**Work to complete:** Please give the listing again in its entirety, exactly as written.

**Data in this exercise:**
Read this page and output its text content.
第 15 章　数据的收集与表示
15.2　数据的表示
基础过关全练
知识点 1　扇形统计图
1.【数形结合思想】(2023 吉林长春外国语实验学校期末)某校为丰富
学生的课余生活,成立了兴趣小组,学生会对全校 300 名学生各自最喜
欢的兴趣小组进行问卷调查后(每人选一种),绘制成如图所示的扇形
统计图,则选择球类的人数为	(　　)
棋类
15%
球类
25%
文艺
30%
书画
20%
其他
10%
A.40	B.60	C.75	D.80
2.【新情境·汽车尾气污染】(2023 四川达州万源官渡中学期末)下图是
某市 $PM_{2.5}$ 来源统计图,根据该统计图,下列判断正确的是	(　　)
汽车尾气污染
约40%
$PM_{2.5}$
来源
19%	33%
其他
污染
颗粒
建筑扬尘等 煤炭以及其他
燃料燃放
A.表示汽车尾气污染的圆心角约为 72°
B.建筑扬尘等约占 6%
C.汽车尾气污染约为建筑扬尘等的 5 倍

**Solution to the problem:**
Read this page and output its text content.
第 15 章　数据的收集与表示
15.2　数据的表示
基础过关全练
知识点 1　扇形统计图
1.【数形结合思想】(2023 吉林长春外国语实验学校期末)某校为丰富
学生的课余生活,成立了兴趣小组,学生会对全校 300 名学生各自最喜
欢的兴趣小组进行问卷调查后(每人选一种),绘制成如图所示的扇形
统计图,则选择球类的人数为	(　　)
棋类
15%
球类
25%
文艺
30%
书画
20%
其他
10%
A.40	B.60	C.75	D.80
2.【新情境·汽车尾气污染】(2023 四川达州万源官渡中学期末)下图是
某市 $PM_{2.5}$ 来源统计图,根据该统计图,下列判断正确的是	(　　)
汽车尾气污染
约40%
$PM_{2.5}$
来源
19%	33%
其他
污染
颗粒
建筑扬尘等 煤炭以及其他
燃料燃放
A.表示汽车尾气污染的圆心角约为 72°
B.建筑扬尘等约占 6%
C.汽车尾气污染约为建筑扬尘等的 5 倍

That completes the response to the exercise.